→ Goal
Repeat each line word for word.
-- Listed records start --
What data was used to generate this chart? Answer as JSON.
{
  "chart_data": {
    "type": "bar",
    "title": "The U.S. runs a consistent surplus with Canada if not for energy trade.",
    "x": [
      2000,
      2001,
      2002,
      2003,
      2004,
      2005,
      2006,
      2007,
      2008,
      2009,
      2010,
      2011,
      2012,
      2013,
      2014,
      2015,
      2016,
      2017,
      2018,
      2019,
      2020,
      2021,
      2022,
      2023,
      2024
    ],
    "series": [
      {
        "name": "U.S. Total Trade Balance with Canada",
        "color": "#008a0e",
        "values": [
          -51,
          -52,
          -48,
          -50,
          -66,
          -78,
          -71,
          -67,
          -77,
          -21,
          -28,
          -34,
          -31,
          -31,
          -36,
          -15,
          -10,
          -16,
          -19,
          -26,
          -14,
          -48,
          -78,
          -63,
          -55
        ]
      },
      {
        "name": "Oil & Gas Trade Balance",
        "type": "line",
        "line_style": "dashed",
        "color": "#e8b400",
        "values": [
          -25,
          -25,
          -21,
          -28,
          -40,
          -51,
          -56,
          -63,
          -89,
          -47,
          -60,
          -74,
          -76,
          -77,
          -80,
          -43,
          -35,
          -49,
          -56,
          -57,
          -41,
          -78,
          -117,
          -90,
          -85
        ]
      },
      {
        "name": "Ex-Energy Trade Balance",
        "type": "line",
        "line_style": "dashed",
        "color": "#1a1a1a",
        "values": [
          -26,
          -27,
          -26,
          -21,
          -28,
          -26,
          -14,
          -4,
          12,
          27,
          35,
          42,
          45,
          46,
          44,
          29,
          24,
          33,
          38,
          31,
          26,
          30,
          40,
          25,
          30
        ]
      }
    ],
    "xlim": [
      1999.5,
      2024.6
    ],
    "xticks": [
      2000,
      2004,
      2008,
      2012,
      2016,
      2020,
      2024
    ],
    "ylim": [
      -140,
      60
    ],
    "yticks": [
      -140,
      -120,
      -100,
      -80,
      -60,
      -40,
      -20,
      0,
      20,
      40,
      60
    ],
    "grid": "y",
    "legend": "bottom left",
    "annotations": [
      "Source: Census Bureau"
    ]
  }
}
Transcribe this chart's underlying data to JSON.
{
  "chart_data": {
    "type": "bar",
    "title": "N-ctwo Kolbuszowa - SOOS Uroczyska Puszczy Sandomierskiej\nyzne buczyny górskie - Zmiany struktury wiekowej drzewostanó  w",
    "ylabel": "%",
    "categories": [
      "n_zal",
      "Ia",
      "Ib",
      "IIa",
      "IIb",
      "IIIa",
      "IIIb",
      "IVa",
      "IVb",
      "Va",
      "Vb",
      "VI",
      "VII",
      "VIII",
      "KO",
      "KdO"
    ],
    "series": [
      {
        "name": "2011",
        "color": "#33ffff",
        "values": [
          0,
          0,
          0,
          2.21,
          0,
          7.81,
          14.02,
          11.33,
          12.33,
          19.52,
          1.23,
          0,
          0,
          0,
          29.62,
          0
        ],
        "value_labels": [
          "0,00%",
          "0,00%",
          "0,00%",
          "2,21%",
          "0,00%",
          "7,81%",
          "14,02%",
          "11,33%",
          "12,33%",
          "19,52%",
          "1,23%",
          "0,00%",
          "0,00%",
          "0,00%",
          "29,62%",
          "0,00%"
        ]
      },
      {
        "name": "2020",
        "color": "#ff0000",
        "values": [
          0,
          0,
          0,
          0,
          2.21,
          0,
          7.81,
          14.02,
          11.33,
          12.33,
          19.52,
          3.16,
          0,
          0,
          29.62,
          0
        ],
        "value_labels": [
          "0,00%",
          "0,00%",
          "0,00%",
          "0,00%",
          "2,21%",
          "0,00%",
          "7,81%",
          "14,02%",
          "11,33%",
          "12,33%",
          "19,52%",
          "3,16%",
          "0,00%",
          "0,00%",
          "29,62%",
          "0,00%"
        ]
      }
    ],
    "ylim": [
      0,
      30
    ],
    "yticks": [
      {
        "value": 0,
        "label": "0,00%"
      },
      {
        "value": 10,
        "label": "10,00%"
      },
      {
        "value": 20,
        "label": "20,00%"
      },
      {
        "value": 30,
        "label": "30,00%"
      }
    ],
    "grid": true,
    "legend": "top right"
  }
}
-- Listed records end --
→ Reply to the exercise
What data was used to generate this chart? Answer as JSON.
{
  "chart_data": {
    "type": "bar",
    "title": "The U.S. runs a consistent surplus with Canada if not for energy trade.",
    "x": [
      2000,
      2001,
      2002,
      2003,
      2004,
      2005,
      2006,
      2007,
      2008,
      2009,
      2010,
      2011,
      2012,
      2013,
      2014,
      2015,
      2016,
      2017,
      2018,
      2019,
      2020,
      2021,
      2022,
      2023,
      2024
    ],
    "series": [
      {
        "name": "U.S. Total Trade Balance with Canada",
        "color": "#008a0e",
        "values": [
          -51,
          -52,
          -48,
          -50,
          -66,
          -78,
          -71,
          -67,
          -77,
          -21,
          -28,
          -34,
          -31,
          -31,
          -36,
          -15,
          -10,
          -16,
          -19,
          -26,
          -14,
          -48,
          -78,
          -63,
          -55
        ]
      },
      {
        "name": "Oil & Gas Trade Balance",
        "type": "line",
        "line_style": "dashed",
        "color": "#e8b400",
        "values": [
          -25,
          -25,
          -21,
          -28,
          -40,
          -51,
          -56,
          -63,
          -89,
          -47,
          -60,
          -74,
          -76,
          -77,
          -80,
          -43,
          -35,
          -49,
          -56,
          -57,
          -41,
          -78,
          -117,
          -90,
          -85
        ]
      },
      {
        "name": "Ex-Energy Trade Balance",
        "type": "line",
        "line_style": "dashed",
        "color": "#1a1a1a",
        "values": [
          -26,
          -27,
          -26,
          -21,
          -28,
          -26,
          -14,
          -4,
          12,
          27,
          35,
          42,
          45,
          46,
          44,
          29,
          24,
          33,
          38,
          31,
          26,
          30,
          40,
          25,
          30
        ]
      }
    ],
    "xlim": [
      1999.5,
      2024.6
    ],
    "xticks": [
      2000,
      2004,
      2008,
      2012,
      2016,
      2020,
      2024
    ],
    "ylim": [
      -140,
      60
    ],
    "yticks": [
      -140,
      -120,
      -100,
      -80,
      -60,
      -40,
      -20,
      0,
      20,
      40,
      60
    ],
    "grid": "y",
    "legend": "bottom left",
    "annotations": [
      "Source: Census Bureau"
    ]
  }
}
Transcribe this chart's underlying data to JSON.
{
  "chart_data": {
    "type": "bar",
    "title": "N-ctwo Kolbuszowa - SOOS Uroczyska Puszczy Sandomierskiej\nyzne buczyny górskie - Zmiany struktury wiekowej drzewostanó  w",
    "ylabel": "%",
    "categories": [
      "n_zal",
      "Ia",
      "Ib",
      "IIa",
      "IIb",
      "IIIa",
      "IIIb",
      "IVa",
      "IVb",
      "Va",
      "Vb",
      "VI",
      "VII",
      "VIII",
      "KO",
      "KdO"
    ],
    "series": [
      {
        "name": "2011",
        "color": "#33ffff",
        "values": [
          0,
          0,
          0,
          2.21,
          0,
          7.81,
          14.02,
          11.33,
          12.33,
          19.52,
          1.23,
          0,
          0,
          0,
          29.62,
          0
        ],
        "value_labels": [
          "0,00%",
          "0,00%",
          "0,00%",
          "2,21%",
          "0,00%",
          "7,81%",
          "14,02%",
          "11,33%",
          "12,33%",
          "19,52%",
          "1,23%",
          "0,00%",
          "0,00%",
          "0,00%",
          "29,62%",
          "0,00%"
        ]
      },
      {
        "name": "2020",
        "color": "#ff0000",
        "values": [
          0,
          0,
          0,
          0,
          2.21,
          0,
          7.81,
          14.02,
          11.33,
          12.33,
          19.52,
          3.16,
          0,
          0,
          29.62,
          0
        ],
        "value_labels": [
          "0,00%",
          "0,00%",
          "0,00%",
          "0,00%",
          "2,21%",
          "0,00%",
          "7,81%",
          "14,02%",
          "11,33%",
          "12,33%",
          "19,52%",
          "3,16%",
          "0,00%",
          "0,00%",
          "29,62%",
          "0,00%"
        ]
      }
    ],
    "ylim": [
      0,
      30
    ],
    "yticks": [
      {
        "value": 0,
        "label": "0,00%"
      },
      {
        "value": 10,
        "label": "10,00%"
      },
      {
        "value": 20,
        "label": "20,00%"
      },
      {
        "value": 30,
        "label": "30,00%"
      }
    ],
    "grid": true,
    "legend": "top right"
  }
}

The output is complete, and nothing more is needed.